* [GIVEN PROBLEM]: Can you write out the whole listing exactly?

* [PROVIDED RECORDS]:

+ + + + + + +

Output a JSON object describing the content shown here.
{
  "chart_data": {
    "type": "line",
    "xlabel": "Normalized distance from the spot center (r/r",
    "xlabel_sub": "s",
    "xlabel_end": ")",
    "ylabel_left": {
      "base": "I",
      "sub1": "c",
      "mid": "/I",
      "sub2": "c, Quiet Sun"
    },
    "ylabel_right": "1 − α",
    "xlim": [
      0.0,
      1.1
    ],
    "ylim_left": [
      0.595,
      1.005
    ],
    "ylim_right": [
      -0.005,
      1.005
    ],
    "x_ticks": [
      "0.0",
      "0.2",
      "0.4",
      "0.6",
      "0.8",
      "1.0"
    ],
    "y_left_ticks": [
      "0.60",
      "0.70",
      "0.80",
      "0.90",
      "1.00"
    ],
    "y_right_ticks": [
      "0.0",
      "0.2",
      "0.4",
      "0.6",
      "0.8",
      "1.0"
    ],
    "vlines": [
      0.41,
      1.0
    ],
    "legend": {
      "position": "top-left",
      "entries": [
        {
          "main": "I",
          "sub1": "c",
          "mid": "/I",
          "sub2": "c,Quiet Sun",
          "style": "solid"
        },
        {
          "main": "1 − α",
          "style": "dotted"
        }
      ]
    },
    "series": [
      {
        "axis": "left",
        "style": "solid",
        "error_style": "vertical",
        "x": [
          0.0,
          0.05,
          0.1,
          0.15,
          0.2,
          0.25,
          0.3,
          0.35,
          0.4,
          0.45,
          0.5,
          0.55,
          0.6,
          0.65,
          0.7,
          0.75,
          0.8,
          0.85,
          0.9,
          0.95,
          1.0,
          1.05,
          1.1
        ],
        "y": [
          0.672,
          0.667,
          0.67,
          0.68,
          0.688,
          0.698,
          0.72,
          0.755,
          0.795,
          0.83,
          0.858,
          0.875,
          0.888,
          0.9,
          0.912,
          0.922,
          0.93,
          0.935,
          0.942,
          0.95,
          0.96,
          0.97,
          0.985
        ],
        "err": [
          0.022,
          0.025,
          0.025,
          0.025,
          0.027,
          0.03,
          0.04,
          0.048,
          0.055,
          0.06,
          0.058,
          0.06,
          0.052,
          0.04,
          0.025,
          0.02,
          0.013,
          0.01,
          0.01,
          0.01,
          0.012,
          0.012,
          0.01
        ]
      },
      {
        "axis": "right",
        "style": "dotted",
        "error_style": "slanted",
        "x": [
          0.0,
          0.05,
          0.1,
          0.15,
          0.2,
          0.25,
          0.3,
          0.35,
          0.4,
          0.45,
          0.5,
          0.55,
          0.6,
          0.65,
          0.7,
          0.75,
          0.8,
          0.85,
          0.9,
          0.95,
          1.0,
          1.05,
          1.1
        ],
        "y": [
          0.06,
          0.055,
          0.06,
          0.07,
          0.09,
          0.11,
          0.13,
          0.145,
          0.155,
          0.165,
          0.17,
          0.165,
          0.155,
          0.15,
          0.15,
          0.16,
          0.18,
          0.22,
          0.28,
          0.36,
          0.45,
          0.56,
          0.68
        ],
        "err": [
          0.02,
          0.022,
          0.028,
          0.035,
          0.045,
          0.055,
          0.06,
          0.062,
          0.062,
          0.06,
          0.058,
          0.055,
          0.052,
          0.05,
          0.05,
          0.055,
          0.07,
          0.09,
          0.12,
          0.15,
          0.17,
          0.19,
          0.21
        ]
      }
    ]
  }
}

+ + + + + + +

* [RESPONSE TO THE EXERCISE]:
Output a JSON object describing the content shown here.
{
  "chart_data": {
    "type": "line",
    "xlabel": "Normalized distance from the spot center (r/r",
    "xlabel_sub": "s",
    "xlabel_end": ")",
    "ylabel_left": {
      "base": "I",
      "sub1": "c",
      "mid": "/I",
      "sub2": "c, Quiet Sun"
    },
    "ylabel_right": "1 − α",
    "xlim": [
      0.0,
      1.1
    ],
    "ylim_left": [
      0.595,
      1.005
    ],
    "ylim_right": [
      -0.005,
      1.005
    ],
    "x_ticks": [
      "0.0",
      "0.2",
      "0.4",
      "0.6",
      "0.8",
      "1.0"
    ],
    "y_left_ticks": [
      "0.60",
      "0.70",
      "0.80",
      "0.90",
      "1.00"
    ],
    "y_right_ticks": [
      "0.0",
      "0.2",
      "0.4",
      "0.6",
      "0.8",
      "1.0"
    ],
    "vlines": [
      0.41,
      1.0
    ],
    "legend": {
      "position": "top-left",
      "entries": [
        {
          "main": "I",
          "sub1": "c",
          "mid": "/I",
          "sub2": "c,Quiet Sun",
          "style": "solid"
        },
        {
          "main": "1 − α",
          "style": "dotted"
        }
      ]
    },
    "series": [
      {
        "axis": "left",
        "style": "solid",
        "error_style": "vertical",
        "x": [
          0.0,
          0.05,
          0.1,
          0.15,
          0.2,
          0.25,
          0.3,
          0.35,
          0.4,
          0.45,
          0.5,
          0.55,
          0.6,
          0.65,
          0.7,
          0.75,
          0.8,
          0.85,
          0.9,
          0.95,
          1.0,
          1.05,
          1.1
        ],
        "y": [
          0.672,
          0.667,
          0.67,
          0.68,
          0.688,
          0.698,
          0.72,
          0.755,
          0.795,
          0.83,
          0.858,
          0.875,
          0.888,
          0.9,
          0.912,
          0.922,
          0.93,
          0.935,
          0.942,
          0.95,
          0.96,
          0.97,
          0.985
        ],
        "err": [
          0.022,
          0.025,
          0.025,
          0.025,
          0.027,
          0.03,
          0.04,
          0.048,
          0.055,
          0.06,
          0.058,
          0.06,
          0.052,
          0.04,
          0.025,
          0.02,
          0.013,
          0.01,
          0.01,
          0.01,
          0.012,
          0.012,
          0.01
        ]
      },
      {
        "axis": "right",
        "style": "dotted",
        "error_style": "slanted",
        "x": [
          0.0,
          0.05,
          0.1,
          0.15,
          0.2,
          0.25,
          0.3,
          0.35,
          0.4,
          0.45,
          0.5,
          0.55,
          0.6,
          0.65,
          0.7,
          0.75,
          0.8,
          0.85,
          0.9,
          0.95,
          1.0,
          1.05,
          1.1
        ],
        "y": [
          0.06,
          0.055,
          0.06,
          0.07,
          0.09,
          0.11,
          0.13,
          0.145,
          0.155,
          0.165,
          0.17,
          0.165,
          0.155,
          0.15,
          0.15,
          0.16,
          0.18,
          0.22,
          0.28,
          0.36,
          0.45,
          0.56,
          0.68
        ],
        "err": [
          0.02,
          0.022,
          0.028,
          0.035,
          0.045,
          0.055,
          0.06,
          0.062,
          0.062,
          0.06,
          0.058,
          0.055,
          0.052,
          0.05,
          0.05,
          0.055,
          0.07,
          0.09,
          0.12,
          0.15,
          0.17,
          0.19,
          0.21
        ]
      }
    ]
  }
}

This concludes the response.